▶ WORK INSTRUCTIONS: Gather all lines in the data that hold the string "Министерством".

▶ ENTRIES PROVIDED:

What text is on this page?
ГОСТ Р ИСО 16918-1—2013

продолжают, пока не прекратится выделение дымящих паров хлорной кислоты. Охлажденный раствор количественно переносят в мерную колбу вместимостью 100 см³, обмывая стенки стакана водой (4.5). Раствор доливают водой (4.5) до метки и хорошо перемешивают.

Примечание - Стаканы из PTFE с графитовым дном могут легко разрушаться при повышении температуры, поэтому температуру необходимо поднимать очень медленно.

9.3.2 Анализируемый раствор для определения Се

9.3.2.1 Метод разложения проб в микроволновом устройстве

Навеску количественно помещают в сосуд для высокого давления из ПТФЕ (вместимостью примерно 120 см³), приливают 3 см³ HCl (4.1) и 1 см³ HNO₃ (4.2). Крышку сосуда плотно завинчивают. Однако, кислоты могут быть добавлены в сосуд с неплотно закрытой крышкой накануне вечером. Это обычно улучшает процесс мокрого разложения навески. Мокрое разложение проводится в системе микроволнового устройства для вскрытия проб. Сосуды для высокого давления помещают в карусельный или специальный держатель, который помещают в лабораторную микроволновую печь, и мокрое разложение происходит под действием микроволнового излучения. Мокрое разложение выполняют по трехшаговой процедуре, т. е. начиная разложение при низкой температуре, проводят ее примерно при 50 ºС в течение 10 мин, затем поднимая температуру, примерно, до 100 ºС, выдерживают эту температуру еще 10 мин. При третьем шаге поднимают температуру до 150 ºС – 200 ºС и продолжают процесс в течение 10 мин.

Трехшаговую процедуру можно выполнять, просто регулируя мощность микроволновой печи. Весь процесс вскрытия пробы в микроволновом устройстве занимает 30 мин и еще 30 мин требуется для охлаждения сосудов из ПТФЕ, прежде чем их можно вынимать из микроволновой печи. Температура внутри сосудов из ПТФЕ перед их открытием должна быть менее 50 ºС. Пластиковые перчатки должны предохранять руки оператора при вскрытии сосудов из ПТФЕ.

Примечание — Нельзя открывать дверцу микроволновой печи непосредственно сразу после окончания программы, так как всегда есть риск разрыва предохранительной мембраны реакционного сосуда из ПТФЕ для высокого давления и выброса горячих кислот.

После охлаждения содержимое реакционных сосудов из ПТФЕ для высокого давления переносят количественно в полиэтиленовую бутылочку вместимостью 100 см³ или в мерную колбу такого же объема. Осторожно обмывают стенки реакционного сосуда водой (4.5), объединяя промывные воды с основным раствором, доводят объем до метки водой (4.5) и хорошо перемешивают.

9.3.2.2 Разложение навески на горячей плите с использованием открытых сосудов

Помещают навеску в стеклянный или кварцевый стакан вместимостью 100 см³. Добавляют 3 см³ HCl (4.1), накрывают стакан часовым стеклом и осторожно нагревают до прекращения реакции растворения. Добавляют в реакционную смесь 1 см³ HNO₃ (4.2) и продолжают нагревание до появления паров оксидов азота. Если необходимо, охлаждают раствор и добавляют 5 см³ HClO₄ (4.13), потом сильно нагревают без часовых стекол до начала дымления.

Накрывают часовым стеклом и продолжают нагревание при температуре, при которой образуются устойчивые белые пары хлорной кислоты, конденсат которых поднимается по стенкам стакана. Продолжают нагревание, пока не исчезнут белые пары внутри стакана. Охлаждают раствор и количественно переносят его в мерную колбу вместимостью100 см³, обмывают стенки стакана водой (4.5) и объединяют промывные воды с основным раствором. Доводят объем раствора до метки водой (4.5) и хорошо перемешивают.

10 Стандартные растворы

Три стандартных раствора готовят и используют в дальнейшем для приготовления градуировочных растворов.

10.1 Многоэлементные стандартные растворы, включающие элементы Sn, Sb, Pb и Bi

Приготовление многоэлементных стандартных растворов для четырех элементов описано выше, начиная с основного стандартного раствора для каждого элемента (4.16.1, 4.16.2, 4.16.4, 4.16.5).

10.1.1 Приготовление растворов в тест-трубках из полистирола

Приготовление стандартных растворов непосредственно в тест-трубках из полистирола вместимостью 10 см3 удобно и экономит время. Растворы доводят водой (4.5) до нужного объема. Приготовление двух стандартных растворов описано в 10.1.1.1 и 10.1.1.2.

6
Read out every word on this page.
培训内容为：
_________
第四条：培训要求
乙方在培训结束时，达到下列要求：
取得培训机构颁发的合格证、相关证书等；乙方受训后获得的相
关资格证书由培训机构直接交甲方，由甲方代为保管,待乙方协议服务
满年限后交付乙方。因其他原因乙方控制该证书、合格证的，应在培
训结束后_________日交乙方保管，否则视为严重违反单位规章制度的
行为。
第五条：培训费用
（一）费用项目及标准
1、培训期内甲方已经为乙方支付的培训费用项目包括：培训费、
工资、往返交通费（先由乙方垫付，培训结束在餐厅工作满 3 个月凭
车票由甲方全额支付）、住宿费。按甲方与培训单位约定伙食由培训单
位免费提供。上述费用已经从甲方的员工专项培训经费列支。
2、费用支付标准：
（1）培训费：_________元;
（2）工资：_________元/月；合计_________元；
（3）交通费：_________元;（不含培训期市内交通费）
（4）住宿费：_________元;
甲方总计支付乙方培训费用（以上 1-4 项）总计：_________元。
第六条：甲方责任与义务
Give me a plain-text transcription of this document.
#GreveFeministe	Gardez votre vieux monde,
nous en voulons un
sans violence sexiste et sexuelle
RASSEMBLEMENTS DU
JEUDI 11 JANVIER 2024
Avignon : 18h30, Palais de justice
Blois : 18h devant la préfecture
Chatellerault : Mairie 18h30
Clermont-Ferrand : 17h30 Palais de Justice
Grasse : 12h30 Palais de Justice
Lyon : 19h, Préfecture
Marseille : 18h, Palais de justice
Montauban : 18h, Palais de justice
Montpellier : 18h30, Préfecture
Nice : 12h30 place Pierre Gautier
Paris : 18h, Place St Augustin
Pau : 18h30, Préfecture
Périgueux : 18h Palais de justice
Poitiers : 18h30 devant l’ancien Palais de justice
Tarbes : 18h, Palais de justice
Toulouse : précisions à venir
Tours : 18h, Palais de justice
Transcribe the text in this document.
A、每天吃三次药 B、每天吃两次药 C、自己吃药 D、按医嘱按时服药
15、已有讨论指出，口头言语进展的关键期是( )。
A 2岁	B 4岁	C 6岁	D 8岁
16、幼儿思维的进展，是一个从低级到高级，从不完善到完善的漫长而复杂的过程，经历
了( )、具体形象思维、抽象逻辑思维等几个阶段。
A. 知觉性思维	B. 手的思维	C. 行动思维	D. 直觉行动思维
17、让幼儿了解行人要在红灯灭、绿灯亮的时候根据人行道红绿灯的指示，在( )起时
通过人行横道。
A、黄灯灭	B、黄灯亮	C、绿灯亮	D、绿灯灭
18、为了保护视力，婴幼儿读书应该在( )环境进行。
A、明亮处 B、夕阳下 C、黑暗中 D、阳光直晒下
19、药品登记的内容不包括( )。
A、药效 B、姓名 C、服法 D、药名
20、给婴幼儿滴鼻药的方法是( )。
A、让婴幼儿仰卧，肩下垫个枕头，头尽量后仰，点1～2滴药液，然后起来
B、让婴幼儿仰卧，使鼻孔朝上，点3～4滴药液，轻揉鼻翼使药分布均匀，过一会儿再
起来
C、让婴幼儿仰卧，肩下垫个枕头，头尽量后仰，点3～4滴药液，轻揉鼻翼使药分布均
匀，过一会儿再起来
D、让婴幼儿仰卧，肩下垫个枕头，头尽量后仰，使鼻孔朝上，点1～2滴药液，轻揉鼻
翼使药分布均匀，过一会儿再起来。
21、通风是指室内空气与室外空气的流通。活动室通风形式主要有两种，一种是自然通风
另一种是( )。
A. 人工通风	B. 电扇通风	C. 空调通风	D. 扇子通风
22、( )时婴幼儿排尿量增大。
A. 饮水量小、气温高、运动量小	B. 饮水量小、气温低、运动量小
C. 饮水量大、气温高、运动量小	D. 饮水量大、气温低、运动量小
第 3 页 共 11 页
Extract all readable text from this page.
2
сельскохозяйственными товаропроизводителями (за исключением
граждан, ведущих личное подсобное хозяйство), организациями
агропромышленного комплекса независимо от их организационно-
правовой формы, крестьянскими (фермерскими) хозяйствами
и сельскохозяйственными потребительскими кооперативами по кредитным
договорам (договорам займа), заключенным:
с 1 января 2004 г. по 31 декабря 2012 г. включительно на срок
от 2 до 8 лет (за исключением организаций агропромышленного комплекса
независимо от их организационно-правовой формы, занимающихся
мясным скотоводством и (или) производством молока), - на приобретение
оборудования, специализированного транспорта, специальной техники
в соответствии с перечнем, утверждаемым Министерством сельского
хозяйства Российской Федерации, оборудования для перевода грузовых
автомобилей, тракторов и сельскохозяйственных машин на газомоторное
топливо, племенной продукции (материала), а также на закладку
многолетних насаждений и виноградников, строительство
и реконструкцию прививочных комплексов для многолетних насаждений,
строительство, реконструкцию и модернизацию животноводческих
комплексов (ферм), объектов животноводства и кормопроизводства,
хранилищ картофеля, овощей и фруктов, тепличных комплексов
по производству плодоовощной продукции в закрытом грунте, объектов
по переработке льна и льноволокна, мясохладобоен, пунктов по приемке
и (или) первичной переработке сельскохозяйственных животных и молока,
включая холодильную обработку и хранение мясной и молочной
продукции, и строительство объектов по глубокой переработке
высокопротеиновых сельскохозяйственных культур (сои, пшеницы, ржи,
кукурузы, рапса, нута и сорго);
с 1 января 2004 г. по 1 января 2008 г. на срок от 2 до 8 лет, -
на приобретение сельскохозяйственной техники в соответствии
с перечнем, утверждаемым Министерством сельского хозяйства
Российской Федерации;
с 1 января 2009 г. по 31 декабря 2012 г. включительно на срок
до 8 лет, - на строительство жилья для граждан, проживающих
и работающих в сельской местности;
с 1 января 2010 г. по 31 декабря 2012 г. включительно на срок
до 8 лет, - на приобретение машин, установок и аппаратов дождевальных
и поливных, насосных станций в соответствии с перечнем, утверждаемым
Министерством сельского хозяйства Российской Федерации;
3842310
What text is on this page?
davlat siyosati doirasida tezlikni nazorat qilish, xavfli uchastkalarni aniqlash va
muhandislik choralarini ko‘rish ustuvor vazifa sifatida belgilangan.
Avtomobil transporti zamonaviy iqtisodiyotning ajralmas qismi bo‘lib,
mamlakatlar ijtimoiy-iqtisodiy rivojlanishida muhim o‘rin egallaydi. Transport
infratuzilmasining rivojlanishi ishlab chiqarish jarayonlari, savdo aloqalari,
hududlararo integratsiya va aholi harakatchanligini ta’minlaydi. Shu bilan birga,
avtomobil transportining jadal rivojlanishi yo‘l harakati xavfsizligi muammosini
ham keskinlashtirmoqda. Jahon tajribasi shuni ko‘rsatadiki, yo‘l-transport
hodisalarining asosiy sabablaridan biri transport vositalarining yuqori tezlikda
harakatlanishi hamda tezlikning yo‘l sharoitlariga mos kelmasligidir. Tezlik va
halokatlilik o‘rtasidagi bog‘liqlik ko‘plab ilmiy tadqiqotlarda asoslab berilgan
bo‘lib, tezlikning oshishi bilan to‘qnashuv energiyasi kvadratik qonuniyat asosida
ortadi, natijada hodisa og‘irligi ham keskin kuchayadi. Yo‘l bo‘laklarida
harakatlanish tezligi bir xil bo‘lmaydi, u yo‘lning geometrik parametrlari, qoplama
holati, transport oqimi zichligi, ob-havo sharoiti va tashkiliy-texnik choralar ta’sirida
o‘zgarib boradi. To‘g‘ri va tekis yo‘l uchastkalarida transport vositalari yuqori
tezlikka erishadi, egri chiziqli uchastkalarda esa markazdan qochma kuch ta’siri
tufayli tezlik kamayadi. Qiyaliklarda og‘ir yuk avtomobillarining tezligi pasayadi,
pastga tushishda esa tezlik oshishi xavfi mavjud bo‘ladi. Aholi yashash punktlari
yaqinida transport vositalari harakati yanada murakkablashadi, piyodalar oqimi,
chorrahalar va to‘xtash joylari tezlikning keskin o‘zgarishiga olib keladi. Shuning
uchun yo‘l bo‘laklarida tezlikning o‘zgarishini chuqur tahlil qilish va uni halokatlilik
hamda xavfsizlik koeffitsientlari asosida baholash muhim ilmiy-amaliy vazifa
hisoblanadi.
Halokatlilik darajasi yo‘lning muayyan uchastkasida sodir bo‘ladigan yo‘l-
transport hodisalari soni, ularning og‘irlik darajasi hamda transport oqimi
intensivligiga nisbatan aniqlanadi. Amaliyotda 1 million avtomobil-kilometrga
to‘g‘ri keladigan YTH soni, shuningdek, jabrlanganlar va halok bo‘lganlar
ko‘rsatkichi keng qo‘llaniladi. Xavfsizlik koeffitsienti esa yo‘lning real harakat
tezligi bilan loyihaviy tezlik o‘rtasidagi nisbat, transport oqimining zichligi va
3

▶ RESPONSE FOR THIS EXERCISE:
в соответствии с перечнем, утверждаемым Министерством сельского
с перечнем, утверждаемым Министерством сельского хозяйства
Министерством сельского хозяйства Российской Федерации;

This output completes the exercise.